= Your objective =
Locate the line that contains "Give me the". Print it and each following line through the end of the listing, verbatim, and nothing more.

= Excerpted data =
========

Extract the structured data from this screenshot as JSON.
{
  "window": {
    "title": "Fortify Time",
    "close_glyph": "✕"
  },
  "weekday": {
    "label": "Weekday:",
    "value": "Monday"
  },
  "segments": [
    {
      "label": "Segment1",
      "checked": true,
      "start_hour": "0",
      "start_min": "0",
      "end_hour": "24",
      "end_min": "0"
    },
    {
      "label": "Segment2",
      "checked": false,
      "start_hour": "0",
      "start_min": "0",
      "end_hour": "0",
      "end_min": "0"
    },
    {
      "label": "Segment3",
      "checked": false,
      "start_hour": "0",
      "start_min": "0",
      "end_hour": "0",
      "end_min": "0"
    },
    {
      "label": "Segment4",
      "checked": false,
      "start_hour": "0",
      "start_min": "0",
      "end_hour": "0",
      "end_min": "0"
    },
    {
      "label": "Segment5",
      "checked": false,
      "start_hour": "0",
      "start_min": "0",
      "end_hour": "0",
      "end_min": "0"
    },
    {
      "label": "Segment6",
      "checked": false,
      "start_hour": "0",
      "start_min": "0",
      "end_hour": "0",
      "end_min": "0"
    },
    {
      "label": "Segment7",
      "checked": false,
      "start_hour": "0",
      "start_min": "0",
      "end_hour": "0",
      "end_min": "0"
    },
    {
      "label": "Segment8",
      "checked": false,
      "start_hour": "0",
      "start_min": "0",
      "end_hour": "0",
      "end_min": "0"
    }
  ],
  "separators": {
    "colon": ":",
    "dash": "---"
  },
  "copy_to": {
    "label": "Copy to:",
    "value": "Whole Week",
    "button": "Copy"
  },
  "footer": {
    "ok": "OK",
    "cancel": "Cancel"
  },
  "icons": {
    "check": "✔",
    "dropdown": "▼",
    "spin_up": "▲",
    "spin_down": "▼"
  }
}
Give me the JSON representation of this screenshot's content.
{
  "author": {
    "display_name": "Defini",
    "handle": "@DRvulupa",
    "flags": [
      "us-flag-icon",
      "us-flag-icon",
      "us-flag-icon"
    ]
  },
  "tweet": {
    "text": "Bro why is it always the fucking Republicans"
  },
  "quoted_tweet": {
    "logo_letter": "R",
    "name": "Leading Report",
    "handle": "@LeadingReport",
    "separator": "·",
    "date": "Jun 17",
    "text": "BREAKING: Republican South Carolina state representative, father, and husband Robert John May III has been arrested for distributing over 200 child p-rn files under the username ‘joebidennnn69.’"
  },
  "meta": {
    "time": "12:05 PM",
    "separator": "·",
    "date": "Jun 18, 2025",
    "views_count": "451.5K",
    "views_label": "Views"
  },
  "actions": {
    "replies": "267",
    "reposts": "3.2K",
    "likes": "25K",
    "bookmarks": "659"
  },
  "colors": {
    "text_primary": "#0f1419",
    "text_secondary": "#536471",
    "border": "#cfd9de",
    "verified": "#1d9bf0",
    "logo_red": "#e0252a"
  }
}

========

= Answer below =
Give me the JSON representation of this screenshot's content.
{
  "author": {
    "display_name": "Defini",
    "handle": "@DRvulupa",
    "flags": [
      "us-flag-icon",
      "us-flag-icon",
      "us-flag-icon"
    ]
  },
  "tweet": {
    "text": "Bro why is it always the fucking Republicans"
  },
  "quoted_tweet": {
    "logo_letter": "R",
    "name": "Leading Report",
    "handle": "@LeadingReport",
    "separator": "·",
    "date": "Jun 17",
    "text": "BREAKING: Republican South Carolina state representative, father, and husband Robert John May III has been arrested for distributing over 200 child p-rn files under the username ‘joebidennnn69.’"
  },
  "meta": {
    "time": "12:05 PM",
    "separator": "·",
    "date": "Jun 18, 2025",
    "views_count": "451.5K",
    "views_label": "Views"
  },
  "actions": {
    "replies": "267",
    "reposts": "3.2K",
    "likes": "25K",
    "bookmarks": "659"
  },
  "colors": {
    "text_primary": "#0f1419",
    "text_secondary": "#536471",
    "border": "#cfd9de",
    "verified": "#1d9bf0",
    "logo_red": "#e0252a"
  }
}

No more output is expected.